▸ INSTRUCTIONS TO FOLLOW
Skip the images and return the records below exactly.

— Begin DATA TO USE —

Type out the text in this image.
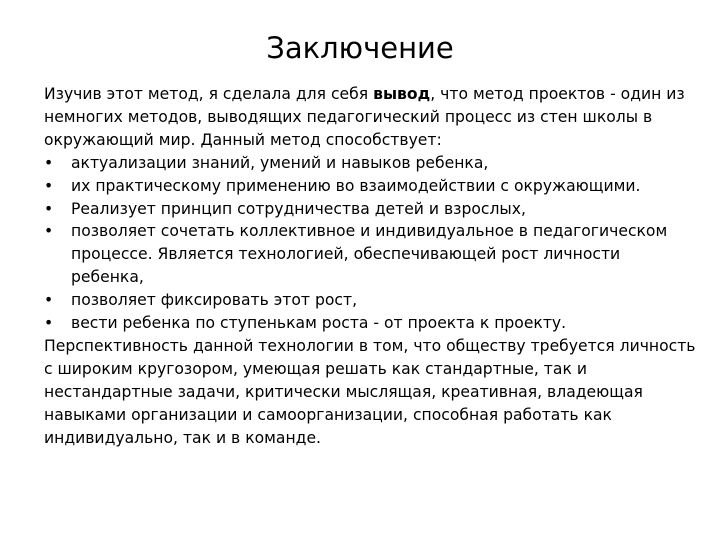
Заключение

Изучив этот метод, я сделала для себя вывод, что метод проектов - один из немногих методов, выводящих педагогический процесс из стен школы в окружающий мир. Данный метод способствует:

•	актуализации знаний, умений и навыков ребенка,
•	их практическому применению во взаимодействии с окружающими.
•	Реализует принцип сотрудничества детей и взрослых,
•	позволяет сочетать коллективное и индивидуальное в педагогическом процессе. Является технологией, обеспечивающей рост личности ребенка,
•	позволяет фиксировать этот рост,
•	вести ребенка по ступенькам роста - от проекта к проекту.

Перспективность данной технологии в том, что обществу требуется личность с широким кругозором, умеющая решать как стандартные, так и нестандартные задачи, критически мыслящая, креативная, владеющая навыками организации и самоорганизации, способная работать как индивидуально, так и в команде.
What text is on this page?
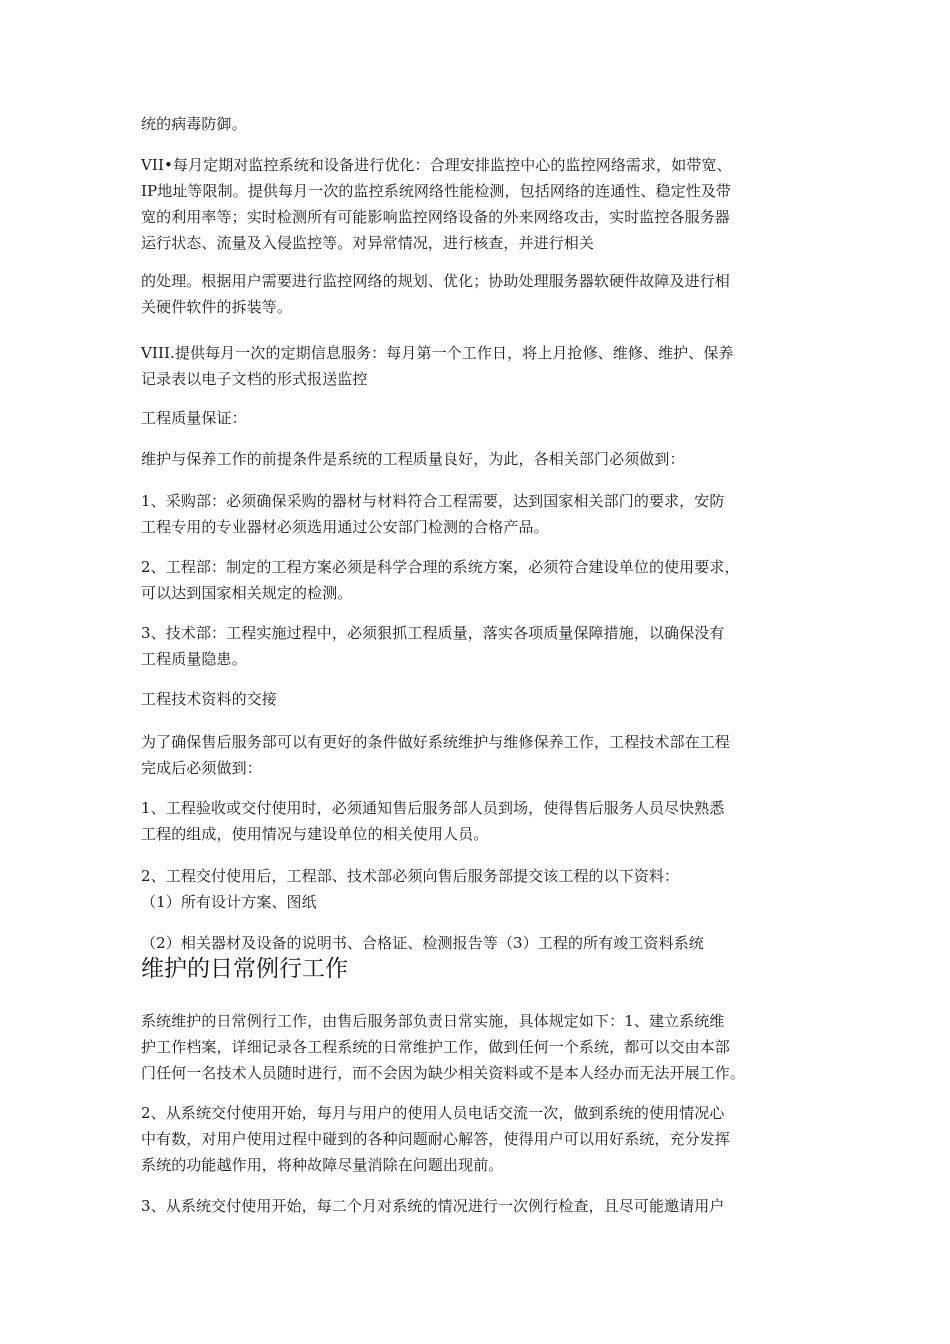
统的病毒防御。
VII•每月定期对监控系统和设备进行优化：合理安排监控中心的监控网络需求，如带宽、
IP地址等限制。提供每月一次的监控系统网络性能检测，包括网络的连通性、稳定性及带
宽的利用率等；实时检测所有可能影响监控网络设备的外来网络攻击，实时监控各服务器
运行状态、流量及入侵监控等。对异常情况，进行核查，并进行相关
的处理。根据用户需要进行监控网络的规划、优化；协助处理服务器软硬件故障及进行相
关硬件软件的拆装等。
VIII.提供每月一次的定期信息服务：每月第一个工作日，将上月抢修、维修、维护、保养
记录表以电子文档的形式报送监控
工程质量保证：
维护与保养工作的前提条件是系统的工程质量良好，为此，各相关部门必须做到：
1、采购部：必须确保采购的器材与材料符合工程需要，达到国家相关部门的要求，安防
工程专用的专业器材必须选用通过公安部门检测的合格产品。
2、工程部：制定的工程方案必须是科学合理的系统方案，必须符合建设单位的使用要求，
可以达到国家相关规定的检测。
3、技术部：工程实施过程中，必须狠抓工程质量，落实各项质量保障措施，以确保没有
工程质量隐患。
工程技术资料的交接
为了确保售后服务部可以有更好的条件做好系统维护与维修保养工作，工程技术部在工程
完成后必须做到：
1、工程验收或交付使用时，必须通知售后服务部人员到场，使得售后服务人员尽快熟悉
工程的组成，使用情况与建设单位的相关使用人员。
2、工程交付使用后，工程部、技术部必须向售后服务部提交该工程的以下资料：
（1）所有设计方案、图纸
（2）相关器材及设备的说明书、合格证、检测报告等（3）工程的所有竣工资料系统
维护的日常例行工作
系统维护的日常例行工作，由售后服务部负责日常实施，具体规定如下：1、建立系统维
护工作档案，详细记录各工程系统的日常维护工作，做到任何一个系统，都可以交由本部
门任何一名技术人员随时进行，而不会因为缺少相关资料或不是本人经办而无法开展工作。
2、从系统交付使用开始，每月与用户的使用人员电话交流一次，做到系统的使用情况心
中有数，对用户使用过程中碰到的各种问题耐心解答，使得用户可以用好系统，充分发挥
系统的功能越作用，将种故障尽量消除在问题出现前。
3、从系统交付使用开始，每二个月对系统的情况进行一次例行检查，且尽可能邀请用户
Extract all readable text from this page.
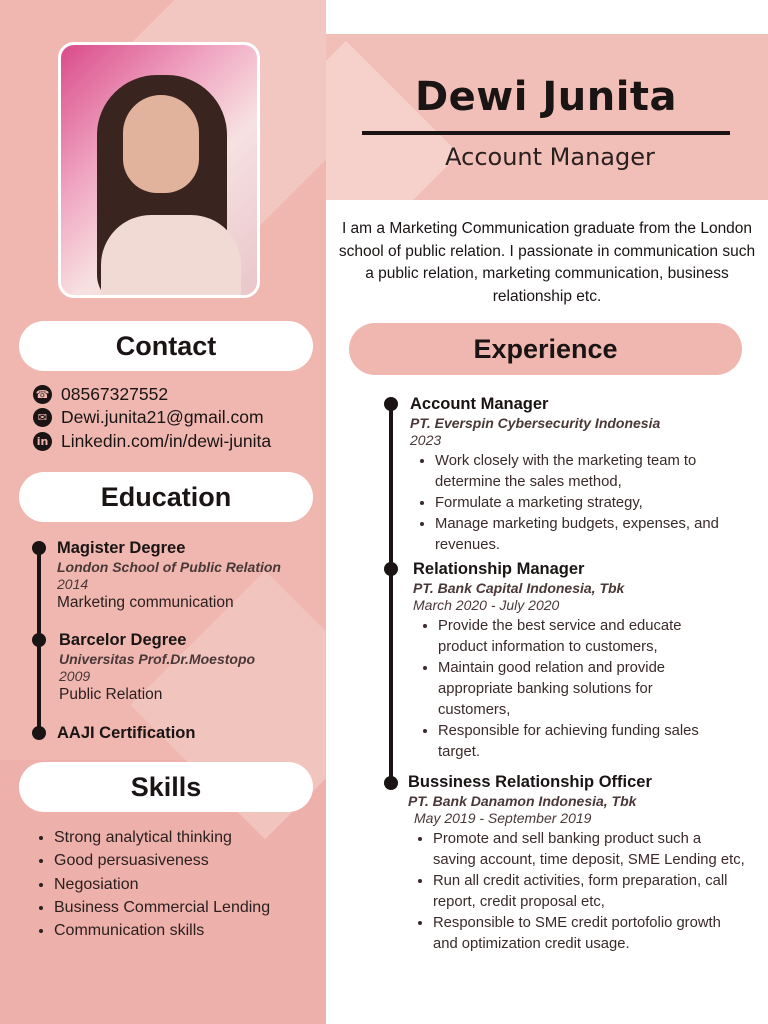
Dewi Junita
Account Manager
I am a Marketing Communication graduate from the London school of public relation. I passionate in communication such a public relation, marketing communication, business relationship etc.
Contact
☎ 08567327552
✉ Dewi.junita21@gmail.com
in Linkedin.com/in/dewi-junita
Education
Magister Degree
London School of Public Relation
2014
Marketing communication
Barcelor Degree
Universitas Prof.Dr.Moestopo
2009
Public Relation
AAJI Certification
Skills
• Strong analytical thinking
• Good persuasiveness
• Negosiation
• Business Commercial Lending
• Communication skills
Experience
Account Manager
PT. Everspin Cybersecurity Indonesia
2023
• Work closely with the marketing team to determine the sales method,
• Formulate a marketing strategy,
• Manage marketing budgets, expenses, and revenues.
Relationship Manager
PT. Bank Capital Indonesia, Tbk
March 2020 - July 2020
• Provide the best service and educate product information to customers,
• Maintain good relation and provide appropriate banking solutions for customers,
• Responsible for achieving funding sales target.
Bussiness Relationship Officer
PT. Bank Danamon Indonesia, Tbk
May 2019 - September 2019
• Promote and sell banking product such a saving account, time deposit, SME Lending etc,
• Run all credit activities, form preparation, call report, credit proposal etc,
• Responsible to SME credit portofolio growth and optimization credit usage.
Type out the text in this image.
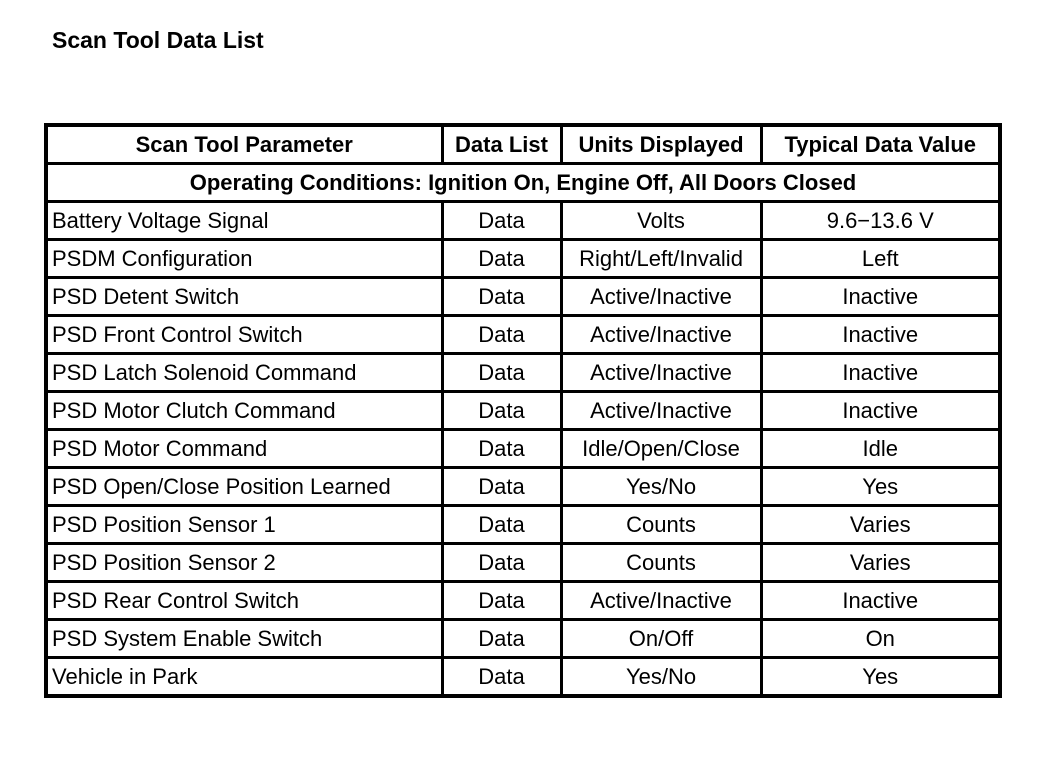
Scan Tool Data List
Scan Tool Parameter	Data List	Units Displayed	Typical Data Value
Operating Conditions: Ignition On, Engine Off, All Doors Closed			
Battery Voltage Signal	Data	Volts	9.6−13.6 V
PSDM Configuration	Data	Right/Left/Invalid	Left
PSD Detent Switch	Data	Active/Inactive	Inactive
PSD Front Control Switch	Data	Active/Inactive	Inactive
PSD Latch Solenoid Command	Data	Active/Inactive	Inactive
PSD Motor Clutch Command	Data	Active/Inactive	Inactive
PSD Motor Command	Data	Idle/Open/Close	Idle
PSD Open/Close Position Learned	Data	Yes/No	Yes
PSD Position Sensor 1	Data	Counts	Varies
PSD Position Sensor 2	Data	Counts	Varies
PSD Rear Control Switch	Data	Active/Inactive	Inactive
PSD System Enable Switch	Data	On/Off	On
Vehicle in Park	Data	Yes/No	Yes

— End DATA TO USE —

▸ EXERCISE ANSWER
Type out the text in this image.
Заключение

Изучив этот метод, я сделала для себя вывод, что метод проектов - один из немногих методов, выводящих педагогический процесс из стен школы в окружающий мир. Данный метод способствует:

•	актуализации знаний, умений и навыков ребенка,
•	их практическому применению во взаимодействии с окружающими.
•	Реализует принцип сотрудничества детей и взрослых,
•	позволяет сочетать коллективное и индивидуальное в педагогическом процессе. Является технологией, обеспечивающей рост личности ребенка,
•	позволяет фиксировать этот рост,
•	вести ребенка по ступенькам роста - от проекта к проекту.

Перспективность данной технологии в том, что обществу требуется личность с широким кругозором, умеющая решать как стандартные, так и нестандартные задачи, критически мыслящая, креативная, владеющая навыками организации и самоорганизации, способная работать как индивидуально, так и в команде.
What text is on this page?
统的病毒防御。
VII•每月定期对监控系统和设备进行优化：合理安排监控中心的监控网络需求，如带宽、
IP地址等限制。提供每月一次的监控系统网络性能检测，包括网络的连通性、稳定性及带
宽的利用率等；实时检测所有可能影响监控网络设备的外来网络攻击，实时监控各服务器
运行状态、流量及入侵监控等。对异常情况，进行核查，并进行相关
的处理。根据用户需要进行监控网络的规划、优化；协助处理服务器软硬件故障及进行相
关硬件软件的拆装等。
VIII.提供每月一次的定期信息服务：每月第一个工作日，将上月抢修、维修、维护、保养
记录表以电子文档的形式报送监控
工程质量保证：
维护与保养工作的前提条件是系统的工程质量良好，为此，各相关部门必须做到：
1、采购部：必须确保采购的器材与材料符合工程需要，达到国家相关部门的要求，安防
工程专用的专业器材必须选用通过公安部门检测的合格产品。
2、工程部：制定的工程方案必须是科学合理的系统方案，必须符合建设单位的使用要求，
可以达到国家相关规定的检测。
3、技术部：工程实施过程中，必须狠抓工程质量，落实各项质量保障措施，以确保没有
工程质量隐患。
工程技术资料的交接
为了确保售后服务部可以有更好的条件做好系统维护与维修保养工作，工程技术部在工程
完成后必须做到：
1、工程验收或交付使用时，必须通知售后服务部人员到场，使得售后服务人员尽快熟悉
工程的组成，使用情况与建设单位的相关使用人员。
2、工程交付使用后，工程部、技术部必须向售后服务部提交该工程的以下资料：
（1）所有设计方案、图纸
（2）相关器材及设备的说明书、合格证、检测报告等（3）工程的所有竣工资料系统
维护的日常例行工作
系统维护的日常例行工作，由售后服务部负责日常实施，具体规定如下：1、建立系统维
护工作档案，详细记录各工程系统的日常维护工作，做到任何一个系统，都可以交由本部
门任何一名技术人员随时进行，而不会因为缺少相关资料或不是本人经办而无法开展工作。
2、从系统交付使用开始，每月与用户的使用人员电话交流一次，做到系统的使用情况心
中有数，对用户使用过程中碰到的各种问题耐心解答，使得用户可以用好系统，充分发挥
系统的功能越作用，将种故障尽量消除在问题出现前。
3、从系统交付使用开始，每二个月对系统的情况进行一次例行检查，且尽可能邀请用户
Extract all readable text from this page.
Dewi Junita
Account Manager
I am a Marketing Communication graduate from the London school of public relation. I passionate in communication such a public relation, marketing communication, business relationship etc.
Contact
☎ 08567327552
✉ Dewi.junita21@gmail.com
in Linkedin.com/in/dewi-junita
Education
Magister Degree
London School of Public Relation
2014
Marketing communication
Barcelor Degree
Universitas Prof.Dr.Moestopo
2009
Public Relation
AAJI Certification
Skills
• Strong analytical thinking
• Good persuasiveness
• Negosiation
• Business Commercial Lending
• Communication skills
Experience
Account Manager
PT. Everspin Cybersecurity Indonesia
2023
• Work closely with the marketing team to determine the sales method,
• Formulate a marketing strategy,
• Manage marketing budgets, expenses, and revenues.
Relationship Manager
PT. Bank Capital Indonesia, Tbk
March 2020 - July 2020
• Provide the best service and educate product information to customers,
• Maintain good relation and provide appropriate banking solutions for customers,
• Responsible for achieving funding sales target.
Bussiness Relationship Officer
PT. Bank Danamon Indonesia, Tbk
May 2019 - September 2019
• Promote and sell banking product such a saving account, time deposit, SME Lending etc,
• Run all credit activities, form preparation, call report, credit proposal etc,
• Responsible to SME credit portofolio growth and optimization credit usage.
Type out the text in this image.
Scan Tool Data List
Scan Tool Parameter	Data List	Units Displayed	Typical Data Value
Operating Conditions: Ignition On, Engine Off, All Doors Closed			
Battery Voltage Signal	Data	Volts	9.6−13.6 V
PSDM Configuration	Data	Right/Left/Invalid	Left
PSD Detent Switch	Data	Active/Inactive	Inactive
PSD Front Control Switch	Data	Active/Inactive	Inactive
PSD Latch Solenoid Command	Data	Active/Inactive	Inactive
PSD Motor Clutch Command	Data	Active/Inactive	Inactive
PSD Motor Command	Data	Idle/Open/Close	Idle
PSD Open/Close Position Learned	Data	Yes/No	Yes
PSD Position Sensor 1	Data	Counts	Varies
PSD Position Sensor 2	Data	Counts	Varies
PSD Rear Control Switch	Data	Active/Inactive	Inactive
PSD System Enable Switch	Data	On/Off	On
Vehicle in Park	Data	Yes/No	Yes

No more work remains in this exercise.